O estudo de Maurício pretende mostrar o quanto de energia elétrica está sendo consumida para uma atividade de intensa importância, mas para a qual, felizmente, há outras alternativas, como por exemplo a adoção da energia solar. Acontece que ela não resolve todos os problemas. Vem uma semana nublada e não há o aquecimento de água almejado.
Nesse caso, o chuveiro elétrico pode ser utilizado para compensar a falta do aquecimento solar. A energia elétrica é, a seu ver, uma excelente forma de complementação para o aquecimento de água, e não deveria ser utilizado como fonte principal.
Um outro aspecto ainda a ser levado em conta é que o aquecimento solar, em longo prazo, é mais econômico que o aquecimento elétrico. Há um custo inicial de instalação, não há custos de consumo e a manutenção é bem espaçada. Mas o chuveiro acabou conquistando mercado em razão do preço atrativo (há modelos a partir de R$ 40,00).
Outra coisa: há lugares em que as moradias são muito verticalizadas, principalmente nas grandes cidades. Os prédios, em seu topo, não têm área suficiente para instalação de coletores solares para atender todos os apartamentos. “Mas é possível utilizar outras formas de aquecimento, como os aquecedores a gás”, menciona. Os grandes centros urbanos têm disponibilidade de gás. No município de São Paulo, no caso, desde 1987 é obrigatória a instalação de gás canalizado em todos os prédios.
Agora, tanto o aquecimento a gás quanto o aquecimento solar, se não estiverem previstos na obra, necessitam de alterações hidráulicas que podem encarecer a sua instalação. Um aquecedor solar custa pelo menos R$ 2 mil, sem contar a parte hidráulica. Logo, esse preço pode subir mais ainda.

▶ **INSTRUÇÃO ESCRITA 1**
De acordo com o texto sobre aquecimento de água, desde que ano a instalação de gás canalizado é obrigatória em todos os prédios do município de São Paulo?
Os registros não têm nenhuma relação com o texto sobre aquecimento de água.

▶ **MATERIAL FORNECIDO**
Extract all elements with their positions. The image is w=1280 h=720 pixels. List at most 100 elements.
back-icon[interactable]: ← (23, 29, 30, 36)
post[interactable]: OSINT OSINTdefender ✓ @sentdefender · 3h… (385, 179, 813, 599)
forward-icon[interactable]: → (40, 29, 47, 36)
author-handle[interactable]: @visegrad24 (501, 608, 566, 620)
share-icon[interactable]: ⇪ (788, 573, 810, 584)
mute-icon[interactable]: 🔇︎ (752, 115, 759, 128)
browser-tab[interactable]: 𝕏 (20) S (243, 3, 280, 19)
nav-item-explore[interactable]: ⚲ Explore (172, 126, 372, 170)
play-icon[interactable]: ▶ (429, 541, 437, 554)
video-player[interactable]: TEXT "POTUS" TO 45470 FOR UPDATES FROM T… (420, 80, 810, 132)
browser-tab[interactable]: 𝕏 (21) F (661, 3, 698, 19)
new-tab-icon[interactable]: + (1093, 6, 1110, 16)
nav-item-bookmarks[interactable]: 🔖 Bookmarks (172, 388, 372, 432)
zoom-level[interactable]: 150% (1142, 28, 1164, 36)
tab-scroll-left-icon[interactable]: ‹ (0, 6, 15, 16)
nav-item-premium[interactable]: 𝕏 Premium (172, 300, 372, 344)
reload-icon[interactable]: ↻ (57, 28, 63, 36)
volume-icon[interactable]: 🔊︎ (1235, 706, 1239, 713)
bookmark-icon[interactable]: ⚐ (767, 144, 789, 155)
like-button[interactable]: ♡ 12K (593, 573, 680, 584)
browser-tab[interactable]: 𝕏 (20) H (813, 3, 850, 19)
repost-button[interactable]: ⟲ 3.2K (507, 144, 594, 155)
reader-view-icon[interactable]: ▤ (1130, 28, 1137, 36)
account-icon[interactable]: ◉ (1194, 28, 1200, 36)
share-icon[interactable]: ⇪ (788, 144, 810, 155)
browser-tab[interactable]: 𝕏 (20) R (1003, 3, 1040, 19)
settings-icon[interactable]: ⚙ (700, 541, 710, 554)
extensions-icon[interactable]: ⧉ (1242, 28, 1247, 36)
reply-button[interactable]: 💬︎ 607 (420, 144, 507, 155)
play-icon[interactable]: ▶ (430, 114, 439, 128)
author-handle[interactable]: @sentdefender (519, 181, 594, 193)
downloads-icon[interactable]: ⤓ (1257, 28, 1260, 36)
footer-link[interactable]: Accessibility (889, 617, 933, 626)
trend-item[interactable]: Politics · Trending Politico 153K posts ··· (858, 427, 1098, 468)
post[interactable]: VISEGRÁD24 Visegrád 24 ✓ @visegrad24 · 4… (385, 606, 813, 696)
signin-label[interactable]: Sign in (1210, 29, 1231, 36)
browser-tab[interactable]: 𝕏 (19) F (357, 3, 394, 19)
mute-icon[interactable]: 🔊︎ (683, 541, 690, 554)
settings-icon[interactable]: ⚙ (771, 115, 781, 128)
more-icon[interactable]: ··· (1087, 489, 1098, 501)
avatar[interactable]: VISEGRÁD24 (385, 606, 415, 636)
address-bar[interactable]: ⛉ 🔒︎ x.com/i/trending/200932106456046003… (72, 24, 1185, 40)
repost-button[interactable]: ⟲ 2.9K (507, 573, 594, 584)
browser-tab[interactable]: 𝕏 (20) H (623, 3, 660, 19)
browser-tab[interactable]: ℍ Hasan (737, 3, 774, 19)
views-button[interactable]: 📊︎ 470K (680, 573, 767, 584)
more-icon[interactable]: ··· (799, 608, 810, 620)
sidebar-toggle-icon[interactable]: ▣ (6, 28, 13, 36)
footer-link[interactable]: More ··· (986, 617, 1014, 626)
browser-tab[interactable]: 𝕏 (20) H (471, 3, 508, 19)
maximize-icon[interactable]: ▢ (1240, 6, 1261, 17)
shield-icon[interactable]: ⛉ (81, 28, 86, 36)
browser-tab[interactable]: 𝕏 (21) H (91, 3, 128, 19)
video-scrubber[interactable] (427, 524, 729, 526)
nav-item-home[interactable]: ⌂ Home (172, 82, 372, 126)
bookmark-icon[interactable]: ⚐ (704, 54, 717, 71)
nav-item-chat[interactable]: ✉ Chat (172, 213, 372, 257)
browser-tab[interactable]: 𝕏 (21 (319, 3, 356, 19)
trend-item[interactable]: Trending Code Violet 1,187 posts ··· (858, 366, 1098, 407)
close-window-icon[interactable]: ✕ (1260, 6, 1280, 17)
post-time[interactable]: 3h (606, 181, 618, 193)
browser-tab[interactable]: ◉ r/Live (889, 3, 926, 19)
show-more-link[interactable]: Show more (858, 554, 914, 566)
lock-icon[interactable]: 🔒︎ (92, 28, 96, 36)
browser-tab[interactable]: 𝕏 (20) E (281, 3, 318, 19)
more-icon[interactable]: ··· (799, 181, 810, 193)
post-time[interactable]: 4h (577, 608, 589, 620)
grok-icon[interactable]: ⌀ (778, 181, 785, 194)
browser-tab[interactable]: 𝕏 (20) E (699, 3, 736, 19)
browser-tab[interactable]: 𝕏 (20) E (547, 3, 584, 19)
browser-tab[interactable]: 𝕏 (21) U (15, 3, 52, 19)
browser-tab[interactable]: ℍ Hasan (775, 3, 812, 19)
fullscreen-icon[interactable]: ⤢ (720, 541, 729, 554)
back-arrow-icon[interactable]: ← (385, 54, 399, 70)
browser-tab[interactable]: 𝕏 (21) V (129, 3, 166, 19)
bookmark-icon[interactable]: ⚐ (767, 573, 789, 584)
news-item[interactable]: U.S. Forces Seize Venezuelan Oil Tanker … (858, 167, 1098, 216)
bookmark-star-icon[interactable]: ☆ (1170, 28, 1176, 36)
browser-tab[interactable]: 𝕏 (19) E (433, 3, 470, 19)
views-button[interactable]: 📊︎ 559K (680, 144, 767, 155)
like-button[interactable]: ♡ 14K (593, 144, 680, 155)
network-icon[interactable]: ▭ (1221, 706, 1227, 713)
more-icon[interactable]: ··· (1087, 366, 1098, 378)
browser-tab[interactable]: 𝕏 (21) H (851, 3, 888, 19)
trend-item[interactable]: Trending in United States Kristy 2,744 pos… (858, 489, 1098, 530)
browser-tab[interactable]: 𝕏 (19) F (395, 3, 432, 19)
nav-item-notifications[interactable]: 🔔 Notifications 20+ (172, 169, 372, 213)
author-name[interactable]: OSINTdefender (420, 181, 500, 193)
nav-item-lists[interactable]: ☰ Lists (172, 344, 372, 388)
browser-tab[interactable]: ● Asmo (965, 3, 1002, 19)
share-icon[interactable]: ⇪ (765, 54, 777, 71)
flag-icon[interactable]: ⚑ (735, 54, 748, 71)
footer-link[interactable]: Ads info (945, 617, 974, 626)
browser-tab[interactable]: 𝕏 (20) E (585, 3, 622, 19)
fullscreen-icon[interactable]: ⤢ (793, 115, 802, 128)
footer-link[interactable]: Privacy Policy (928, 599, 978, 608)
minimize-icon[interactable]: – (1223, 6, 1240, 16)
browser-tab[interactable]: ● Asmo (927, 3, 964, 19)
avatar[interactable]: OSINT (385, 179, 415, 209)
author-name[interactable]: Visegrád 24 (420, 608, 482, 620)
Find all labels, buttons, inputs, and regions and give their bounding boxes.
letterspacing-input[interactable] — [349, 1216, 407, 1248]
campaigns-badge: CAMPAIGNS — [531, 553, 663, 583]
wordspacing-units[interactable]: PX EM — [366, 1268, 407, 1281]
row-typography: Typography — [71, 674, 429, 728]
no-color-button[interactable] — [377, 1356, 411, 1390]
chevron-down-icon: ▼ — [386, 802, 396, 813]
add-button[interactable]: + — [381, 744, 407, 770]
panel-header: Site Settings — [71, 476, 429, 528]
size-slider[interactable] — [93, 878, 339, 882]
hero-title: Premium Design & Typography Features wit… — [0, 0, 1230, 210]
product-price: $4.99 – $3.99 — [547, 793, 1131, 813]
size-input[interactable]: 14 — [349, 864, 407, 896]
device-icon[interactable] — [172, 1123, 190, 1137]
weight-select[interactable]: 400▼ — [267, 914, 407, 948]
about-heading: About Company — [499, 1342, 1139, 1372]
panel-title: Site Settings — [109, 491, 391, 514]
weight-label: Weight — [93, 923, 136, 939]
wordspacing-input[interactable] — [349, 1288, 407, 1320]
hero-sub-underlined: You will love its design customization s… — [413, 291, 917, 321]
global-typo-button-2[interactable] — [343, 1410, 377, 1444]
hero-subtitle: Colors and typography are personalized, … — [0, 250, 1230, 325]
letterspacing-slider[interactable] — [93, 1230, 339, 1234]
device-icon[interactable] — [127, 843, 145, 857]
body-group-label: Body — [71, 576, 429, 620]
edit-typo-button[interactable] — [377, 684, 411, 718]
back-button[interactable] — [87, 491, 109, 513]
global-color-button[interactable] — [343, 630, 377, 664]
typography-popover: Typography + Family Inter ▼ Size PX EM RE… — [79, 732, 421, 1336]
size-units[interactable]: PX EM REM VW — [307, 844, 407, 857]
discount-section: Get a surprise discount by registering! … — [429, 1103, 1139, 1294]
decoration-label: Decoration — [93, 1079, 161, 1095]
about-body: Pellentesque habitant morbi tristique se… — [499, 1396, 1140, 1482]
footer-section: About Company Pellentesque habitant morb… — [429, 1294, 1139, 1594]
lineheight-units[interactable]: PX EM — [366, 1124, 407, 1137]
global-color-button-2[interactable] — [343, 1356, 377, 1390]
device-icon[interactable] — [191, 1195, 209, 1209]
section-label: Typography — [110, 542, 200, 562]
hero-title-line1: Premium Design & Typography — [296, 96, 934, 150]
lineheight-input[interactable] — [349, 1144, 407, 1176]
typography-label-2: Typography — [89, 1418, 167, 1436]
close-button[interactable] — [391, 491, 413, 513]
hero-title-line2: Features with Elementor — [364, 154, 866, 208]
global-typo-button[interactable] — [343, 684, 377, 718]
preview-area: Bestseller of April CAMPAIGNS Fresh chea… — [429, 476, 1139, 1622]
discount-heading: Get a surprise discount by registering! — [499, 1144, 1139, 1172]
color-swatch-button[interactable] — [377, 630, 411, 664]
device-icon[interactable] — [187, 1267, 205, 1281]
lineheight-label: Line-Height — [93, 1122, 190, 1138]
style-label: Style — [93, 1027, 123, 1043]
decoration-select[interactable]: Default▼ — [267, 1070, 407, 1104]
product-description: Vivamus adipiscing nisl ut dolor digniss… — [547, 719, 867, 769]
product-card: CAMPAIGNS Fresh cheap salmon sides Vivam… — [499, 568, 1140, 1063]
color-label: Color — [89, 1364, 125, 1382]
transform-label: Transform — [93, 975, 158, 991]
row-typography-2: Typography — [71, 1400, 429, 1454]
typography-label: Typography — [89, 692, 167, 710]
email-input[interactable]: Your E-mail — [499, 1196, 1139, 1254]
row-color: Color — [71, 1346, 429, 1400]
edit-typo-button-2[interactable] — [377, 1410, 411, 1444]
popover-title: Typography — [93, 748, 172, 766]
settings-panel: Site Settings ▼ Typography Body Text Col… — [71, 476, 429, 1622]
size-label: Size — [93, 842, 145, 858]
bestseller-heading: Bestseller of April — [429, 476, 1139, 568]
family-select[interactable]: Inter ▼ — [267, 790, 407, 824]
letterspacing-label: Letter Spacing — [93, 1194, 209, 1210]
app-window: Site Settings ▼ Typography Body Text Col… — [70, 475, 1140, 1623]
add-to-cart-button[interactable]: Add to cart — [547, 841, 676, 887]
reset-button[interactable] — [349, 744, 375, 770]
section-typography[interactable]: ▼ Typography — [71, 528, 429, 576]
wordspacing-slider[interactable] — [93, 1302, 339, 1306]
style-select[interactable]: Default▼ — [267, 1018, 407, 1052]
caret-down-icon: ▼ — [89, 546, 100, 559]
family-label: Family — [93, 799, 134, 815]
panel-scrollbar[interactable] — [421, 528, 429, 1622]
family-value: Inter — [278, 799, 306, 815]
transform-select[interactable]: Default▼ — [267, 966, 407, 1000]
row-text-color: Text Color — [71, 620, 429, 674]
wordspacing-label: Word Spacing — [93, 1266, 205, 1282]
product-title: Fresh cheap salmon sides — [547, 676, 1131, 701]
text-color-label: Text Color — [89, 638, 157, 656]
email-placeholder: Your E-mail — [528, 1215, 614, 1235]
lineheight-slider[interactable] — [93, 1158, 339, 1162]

▶ **INSTRUÇÃO ESCRITA 2**
Converta em tabela Markdown os registros, começando no início deles e terminando na linha que contém "browser-tab[interactable]: 𝕏 (20) S", com essa linha incluída. Use as colunas Número e Linha e deixe de fora as linhas em branco.

▶ **RESPOSTA DA TAREFA 1**
Desde 1987.

▶ **RESPOSTA DA TAREFA 2**
| Número | Linha |
|---|---|
| 1 | Extract all elements with their positions. The image is w=1280 h=720 pixels. List at most 100 elements. |
| 2 | back-icon[interactable]: ← (23, 29, 30, 36) |
| 3 | post[interactable]: OSINT OSINTdefender ✓ @sentdefender · 3h… (385, 179, 813, 599) |
| 4 | forward-icon[interactable]: → (40, 29, 47, 36) |
| 5 | author-handle[interactable]: @visegrad24 (501, 608, 566, 620) |
| 6 | share-icon[interactable]: ⇪ (788, 573, 810, 584) |
| 7 | mute-icon[interactable]: 🔇︎ (752, 115, 759, 128) |
| 8 | browser-tab[interactable]: 𝕏 (20) S (243, 3, 280, 19) |